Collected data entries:

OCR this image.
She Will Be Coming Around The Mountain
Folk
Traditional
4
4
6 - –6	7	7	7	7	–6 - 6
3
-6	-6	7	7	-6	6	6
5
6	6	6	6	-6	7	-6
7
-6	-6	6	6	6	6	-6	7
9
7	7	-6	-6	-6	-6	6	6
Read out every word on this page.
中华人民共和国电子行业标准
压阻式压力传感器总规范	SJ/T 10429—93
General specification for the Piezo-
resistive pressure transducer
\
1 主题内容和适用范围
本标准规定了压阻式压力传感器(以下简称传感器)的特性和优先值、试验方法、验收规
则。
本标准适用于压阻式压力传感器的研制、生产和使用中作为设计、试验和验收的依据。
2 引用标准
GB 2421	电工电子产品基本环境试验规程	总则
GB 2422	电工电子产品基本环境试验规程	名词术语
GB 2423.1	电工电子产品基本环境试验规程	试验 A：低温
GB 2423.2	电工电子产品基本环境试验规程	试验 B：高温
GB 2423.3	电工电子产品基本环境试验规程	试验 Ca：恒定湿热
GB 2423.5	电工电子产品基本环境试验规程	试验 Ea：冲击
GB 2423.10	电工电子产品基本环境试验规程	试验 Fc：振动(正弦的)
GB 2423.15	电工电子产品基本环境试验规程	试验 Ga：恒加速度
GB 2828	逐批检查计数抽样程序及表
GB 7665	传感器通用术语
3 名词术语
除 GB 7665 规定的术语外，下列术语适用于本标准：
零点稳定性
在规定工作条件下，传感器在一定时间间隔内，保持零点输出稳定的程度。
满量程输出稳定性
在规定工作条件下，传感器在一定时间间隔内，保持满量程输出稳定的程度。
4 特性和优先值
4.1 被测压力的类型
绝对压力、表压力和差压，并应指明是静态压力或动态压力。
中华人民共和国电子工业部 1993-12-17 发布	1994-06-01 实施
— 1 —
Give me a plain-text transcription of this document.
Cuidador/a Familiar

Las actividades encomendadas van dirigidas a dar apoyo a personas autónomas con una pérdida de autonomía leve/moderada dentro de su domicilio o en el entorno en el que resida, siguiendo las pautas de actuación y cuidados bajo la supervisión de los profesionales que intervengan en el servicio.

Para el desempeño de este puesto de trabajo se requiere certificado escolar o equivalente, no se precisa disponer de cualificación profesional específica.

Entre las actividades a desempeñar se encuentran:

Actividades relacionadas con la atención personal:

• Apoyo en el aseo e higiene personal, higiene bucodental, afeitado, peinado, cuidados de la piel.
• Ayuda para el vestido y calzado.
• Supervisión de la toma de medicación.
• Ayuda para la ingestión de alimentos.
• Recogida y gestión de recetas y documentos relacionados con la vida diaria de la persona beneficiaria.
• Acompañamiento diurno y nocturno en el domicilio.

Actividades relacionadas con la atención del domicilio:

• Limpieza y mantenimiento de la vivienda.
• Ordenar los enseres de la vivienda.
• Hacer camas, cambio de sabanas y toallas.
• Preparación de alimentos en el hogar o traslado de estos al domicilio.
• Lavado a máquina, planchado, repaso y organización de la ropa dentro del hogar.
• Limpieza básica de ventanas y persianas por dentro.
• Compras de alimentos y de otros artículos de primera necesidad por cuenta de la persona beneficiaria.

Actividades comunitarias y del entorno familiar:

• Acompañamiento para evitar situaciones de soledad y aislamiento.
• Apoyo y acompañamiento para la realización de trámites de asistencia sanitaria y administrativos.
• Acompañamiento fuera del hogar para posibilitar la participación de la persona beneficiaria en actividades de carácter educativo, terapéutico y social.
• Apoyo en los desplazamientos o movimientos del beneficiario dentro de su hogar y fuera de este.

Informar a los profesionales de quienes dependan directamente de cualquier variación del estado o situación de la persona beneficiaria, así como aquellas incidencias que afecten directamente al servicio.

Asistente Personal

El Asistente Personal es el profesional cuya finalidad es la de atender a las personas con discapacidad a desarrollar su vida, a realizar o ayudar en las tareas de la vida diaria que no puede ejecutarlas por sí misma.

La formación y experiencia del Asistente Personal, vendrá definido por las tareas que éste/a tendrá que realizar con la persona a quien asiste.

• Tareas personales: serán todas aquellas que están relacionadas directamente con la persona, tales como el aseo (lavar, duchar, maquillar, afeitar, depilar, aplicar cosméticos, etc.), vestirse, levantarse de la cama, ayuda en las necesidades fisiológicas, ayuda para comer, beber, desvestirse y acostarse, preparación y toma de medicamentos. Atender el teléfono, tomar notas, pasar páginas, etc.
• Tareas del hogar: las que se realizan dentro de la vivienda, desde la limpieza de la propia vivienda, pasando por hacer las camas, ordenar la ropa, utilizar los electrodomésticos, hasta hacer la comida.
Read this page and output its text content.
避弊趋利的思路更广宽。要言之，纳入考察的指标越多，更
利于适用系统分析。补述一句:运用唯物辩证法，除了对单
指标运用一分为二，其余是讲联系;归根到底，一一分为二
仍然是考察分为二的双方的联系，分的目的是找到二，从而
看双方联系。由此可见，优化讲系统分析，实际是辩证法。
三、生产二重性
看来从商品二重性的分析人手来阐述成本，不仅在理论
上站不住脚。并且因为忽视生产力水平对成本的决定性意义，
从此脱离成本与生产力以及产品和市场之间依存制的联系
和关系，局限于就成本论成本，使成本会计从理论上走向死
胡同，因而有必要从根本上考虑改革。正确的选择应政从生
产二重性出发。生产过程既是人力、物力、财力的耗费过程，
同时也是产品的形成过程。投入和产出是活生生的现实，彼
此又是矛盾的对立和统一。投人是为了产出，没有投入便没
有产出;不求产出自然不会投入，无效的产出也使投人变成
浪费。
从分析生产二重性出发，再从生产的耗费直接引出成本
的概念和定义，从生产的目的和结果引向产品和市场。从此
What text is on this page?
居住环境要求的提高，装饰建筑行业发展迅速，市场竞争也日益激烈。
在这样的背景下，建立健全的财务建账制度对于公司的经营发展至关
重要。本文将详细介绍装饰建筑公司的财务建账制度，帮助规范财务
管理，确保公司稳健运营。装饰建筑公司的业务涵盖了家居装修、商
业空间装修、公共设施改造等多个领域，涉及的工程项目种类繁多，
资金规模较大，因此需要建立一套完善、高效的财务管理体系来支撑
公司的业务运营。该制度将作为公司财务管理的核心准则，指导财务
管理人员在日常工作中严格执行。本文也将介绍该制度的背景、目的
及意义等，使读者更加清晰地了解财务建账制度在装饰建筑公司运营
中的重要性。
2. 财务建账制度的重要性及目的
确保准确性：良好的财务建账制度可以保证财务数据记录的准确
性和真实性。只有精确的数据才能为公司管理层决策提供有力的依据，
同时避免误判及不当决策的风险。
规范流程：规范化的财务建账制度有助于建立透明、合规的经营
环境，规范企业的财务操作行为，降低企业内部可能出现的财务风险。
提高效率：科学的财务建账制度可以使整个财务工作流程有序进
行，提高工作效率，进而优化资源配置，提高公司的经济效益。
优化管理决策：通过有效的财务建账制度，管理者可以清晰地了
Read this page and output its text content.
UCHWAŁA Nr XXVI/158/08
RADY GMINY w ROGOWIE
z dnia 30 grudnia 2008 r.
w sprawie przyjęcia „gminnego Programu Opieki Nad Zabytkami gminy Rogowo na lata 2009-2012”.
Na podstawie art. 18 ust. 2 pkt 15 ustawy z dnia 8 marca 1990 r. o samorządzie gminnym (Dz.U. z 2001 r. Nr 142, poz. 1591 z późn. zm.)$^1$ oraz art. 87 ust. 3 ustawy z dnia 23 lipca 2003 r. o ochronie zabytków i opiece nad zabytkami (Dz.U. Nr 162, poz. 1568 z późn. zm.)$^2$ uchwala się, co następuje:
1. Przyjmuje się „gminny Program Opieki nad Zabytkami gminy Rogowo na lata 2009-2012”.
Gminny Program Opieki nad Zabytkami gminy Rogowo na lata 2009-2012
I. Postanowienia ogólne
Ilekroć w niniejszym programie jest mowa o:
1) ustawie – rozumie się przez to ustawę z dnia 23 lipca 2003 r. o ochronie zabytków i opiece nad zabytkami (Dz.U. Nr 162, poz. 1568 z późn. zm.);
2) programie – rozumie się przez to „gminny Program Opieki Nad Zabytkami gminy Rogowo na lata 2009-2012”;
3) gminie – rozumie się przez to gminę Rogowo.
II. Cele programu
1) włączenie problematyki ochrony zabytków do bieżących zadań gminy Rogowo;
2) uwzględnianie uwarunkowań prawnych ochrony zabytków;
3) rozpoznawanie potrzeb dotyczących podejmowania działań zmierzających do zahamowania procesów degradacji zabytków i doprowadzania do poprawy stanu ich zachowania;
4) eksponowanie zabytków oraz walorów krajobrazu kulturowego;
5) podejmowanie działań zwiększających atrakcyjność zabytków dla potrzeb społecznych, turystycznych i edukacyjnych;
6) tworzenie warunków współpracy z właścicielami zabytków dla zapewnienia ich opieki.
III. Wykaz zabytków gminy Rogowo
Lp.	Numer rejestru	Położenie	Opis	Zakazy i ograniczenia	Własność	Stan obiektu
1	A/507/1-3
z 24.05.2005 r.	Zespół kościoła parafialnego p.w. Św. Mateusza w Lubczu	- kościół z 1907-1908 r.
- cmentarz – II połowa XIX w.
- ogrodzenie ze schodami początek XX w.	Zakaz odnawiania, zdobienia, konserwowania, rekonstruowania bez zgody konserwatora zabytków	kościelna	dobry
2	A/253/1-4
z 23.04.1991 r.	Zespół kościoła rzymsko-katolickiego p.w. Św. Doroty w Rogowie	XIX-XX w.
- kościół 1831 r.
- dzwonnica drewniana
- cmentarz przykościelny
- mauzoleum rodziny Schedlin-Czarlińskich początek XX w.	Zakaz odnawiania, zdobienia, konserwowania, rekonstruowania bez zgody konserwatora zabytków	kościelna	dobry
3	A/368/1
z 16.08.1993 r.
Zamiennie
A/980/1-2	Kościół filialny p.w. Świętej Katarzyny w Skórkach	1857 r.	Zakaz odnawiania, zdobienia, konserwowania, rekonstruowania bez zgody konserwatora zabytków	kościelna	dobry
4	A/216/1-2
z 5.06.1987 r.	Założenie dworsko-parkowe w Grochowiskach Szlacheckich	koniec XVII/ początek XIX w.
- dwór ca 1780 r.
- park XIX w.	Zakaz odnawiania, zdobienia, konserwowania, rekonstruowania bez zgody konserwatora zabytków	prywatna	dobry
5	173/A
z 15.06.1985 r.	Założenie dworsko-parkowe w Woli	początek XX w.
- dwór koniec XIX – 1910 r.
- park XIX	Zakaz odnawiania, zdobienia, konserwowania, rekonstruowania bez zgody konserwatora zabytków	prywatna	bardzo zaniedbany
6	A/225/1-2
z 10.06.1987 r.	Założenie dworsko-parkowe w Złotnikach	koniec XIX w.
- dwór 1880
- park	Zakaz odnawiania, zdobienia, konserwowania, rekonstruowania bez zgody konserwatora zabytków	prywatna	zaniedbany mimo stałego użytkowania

## Stated task
Pull out every line in the data above that has the word "Założenie".

## The answer
z 5.06.1987 r.	Założenie dworsko-parkowe w Grochowiskach Szlacheckich	koniec XVII/ początek XIX w.
z 15.06.1985 r.	Założenie dworsko-parkowe w Woli	początek XX w.
z 10.06.1987 r.	Założenie dworsko-parkowe w Złotnikach	koniec XIX w.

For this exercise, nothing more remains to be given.